# DATA SHOWN
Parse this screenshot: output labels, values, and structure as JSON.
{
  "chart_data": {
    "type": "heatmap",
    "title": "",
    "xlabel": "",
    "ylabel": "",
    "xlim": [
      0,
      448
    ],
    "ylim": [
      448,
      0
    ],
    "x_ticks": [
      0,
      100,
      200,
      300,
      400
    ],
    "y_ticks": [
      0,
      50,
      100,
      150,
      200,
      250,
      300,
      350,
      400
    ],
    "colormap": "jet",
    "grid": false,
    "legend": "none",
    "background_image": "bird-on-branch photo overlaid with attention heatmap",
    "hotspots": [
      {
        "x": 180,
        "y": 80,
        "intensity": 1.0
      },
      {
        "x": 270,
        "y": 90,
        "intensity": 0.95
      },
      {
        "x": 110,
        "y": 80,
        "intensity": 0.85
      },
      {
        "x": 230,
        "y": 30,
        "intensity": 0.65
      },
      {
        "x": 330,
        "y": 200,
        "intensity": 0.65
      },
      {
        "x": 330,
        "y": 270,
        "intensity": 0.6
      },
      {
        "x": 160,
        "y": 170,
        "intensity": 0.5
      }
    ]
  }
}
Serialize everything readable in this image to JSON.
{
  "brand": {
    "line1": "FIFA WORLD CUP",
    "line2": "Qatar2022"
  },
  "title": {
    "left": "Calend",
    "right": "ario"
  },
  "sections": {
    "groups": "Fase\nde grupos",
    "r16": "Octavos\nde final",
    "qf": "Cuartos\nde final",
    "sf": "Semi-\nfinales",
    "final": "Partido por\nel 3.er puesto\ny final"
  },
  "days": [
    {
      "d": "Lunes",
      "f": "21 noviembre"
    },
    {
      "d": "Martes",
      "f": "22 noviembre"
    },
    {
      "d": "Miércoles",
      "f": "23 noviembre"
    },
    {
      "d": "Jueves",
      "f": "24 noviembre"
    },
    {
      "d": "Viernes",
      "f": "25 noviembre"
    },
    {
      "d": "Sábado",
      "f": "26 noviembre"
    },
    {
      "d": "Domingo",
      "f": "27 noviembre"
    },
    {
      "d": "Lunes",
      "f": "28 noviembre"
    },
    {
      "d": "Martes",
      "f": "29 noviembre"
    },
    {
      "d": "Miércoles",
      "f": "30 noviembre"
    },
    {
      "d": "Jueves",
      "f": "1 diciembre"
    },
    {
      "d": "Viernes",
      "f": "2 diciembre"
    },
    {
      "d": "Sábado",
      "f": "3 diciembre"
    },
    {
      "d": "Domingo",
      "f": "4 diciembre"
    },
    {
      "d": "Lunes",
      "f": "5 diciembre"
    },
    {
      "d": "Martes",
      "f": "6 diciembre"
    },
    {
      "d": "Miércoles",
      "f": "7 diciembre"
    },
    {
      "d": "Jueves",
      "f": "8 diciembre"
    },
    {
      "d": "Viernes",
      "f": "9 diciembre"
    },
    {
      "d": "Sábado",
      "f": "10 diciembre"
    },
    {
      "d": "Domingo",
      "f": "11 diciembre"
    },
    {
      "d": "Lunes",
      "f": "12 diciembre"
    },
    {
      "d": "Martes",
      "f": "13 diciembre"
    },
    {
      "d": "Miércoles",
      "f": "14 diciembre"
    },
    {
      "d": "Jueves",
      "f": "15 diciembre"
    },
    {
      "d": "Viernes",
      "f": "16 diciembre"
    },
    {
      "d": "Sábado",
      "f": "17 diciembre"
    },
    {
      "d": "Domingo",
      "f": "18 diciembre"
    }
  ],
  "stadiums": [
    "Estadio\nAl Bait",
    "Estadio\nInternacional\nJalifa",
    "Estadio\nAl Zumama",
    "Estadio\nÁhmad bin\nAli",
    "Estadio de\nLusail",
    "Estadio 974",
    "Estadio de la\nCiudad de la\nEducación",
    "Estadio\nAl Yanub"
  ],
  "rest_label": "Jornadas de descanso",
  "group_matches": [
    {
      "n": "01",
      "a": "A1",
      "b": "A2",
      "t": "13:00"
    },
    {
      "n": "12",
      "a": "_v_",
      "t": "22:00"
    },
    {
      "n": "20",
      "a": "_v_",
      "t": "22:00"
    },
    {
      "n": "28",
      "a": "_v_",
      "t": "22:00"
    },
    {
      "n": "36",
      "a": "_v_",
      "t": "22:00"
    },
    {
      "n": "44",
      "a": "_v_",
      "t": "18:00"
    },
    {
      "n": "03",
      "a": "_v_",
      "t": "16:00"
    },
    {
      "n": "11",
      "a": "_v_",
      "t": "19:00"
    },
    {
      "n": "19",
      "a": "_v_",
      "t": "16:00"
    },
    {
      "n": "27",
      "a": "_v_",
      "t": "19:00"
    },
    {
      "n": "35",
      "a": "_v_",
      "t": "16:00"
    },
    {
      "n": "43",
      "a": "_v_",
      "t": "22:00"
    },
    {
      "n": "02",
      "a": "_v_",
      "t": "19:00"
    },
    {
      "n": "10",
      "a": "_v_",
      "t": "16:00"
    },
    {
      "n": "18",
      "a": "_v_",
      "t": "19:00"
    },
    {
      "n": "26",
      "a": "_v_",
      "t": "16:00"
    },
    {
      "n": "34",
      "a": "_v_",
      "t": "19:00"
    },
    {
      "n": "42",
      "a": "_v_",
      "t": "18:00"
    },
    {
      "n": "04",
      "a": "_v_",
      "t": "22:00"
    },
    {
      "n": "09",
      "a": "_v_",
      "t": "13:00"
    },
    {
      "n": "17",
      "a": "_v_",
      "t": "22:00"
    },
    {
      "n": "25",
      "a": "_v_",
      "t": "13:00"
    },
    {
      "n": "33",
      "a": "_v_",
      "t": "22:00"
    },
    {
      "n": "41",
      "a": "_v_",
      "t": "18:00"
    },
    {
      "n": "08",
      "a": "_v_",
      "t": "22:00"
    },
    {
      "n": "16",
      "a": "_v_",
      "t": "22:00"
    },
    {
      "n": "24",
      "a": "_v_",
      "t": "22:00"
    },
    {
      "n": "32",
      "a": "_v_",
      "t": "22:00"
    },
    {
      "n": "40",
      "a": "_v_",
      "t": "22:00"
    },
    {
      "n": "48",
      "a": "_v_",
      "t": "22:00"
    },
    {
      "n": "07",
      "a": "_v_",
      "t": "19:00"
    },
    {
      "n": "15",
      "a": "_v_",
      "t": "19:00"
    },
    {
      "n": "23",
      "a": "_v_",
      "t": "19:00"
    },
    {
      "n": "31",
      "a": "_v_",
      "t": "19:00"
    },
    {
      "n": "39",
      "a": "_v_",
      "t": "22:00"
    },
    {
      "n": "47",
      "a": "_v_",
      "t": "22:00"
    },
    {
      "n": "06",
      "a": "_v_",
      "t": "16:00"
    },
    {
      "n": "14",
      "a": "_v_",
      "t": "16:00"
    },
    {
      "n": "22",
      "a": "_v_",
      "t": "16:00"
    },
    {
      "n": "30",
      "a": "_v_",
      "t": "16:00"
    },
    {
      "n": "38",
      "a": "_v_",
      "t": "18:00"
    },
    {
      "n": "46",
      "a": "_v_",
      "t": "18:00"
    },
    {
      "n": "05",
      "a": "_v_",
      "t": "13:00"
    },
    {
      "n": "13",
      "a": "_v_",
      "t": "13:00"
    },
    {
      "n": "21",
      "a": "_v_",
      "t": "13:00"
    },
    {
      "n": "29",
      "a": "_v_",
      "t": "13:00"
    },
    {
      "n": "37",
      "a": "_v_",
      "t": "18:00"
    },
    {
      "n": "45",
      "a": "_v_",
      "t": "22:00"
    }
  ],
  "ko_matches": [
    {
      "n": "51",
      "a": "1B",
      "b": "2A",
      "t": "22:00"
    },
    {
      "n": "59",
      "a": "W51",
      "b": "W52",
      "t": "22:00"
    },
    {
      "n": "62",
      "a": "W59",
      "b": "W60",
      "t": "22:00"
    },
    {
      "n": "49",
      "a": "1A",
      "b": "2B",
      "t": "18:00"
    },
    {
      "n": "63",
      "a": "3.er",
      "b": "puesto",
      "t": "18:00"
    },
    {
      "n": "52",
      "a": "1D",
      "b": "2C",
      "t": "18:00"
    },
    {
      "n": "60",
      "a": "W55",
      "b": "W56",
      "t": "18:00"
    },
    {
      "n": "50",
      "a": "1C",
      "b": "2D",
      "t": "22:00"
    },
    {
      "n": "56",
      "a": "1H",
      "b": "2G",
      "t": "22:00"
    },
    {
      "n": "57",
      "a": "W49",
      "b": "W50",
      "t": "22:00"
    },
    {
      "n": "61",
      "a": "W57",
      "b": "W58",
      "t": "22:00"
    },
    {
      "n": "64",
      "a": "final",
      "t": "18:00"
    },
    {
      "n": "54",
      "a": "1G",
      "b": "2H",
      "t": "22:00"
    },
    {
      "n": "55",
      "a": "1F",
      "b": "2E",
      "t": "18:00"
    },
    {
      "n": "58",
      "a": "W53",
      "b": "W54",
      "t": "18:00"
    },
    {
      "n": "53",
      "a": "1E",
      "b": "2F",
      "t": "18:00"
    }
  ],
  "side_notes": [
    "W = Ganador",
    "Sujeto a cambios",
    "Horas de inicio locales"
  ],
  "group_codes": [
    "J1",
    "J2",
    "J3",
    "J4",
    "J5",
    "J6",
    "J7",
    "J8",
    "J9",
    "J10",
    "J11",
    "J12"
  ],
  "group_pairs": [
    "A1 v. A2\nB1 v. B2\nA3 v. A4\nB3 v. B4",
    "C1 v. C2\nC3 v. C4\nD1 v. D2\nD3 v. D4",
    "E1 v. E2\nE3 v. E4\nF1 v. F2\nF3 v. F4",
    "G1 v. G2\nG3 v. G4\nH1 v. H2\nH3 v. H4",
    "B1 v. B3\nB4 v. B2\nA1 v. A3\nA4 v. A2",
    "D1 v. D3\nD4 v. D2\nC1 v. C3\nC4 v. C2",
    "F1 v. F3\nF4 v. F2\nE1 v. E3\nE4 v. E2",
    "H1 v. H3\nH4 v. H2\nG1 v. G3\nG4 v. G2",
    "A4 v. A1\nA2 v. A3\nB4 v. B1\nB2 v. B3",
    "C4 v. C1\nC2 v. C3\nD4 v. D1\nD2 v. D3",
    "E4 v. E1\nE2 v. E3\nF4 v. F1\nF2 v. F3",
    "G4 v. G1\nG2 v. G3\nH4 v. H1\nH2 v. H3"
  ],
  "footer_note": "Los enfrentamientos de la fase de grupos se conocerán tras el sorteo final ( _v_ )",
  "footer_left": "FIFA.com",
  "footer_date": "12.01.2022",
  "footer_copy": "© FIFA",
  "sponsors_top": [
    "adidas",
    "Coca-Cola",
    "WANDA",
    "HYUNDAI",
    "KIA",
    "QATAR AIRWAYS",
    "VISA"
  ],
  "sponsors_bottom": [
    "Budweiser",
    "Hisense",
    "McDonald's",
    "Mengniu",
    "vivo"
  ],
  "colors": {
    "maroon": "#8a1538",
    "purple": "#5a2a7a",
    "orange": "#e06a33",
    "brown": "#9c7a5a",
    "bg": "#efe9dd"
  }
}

# PROBLEM TO SOLVE
Identify and extract each line of the listing that contains "JSON".

# FINISHED ANSWER
Parse this screenshot: output labels, values, and structure as JSON.
Serialize everything readable in this image to JSON.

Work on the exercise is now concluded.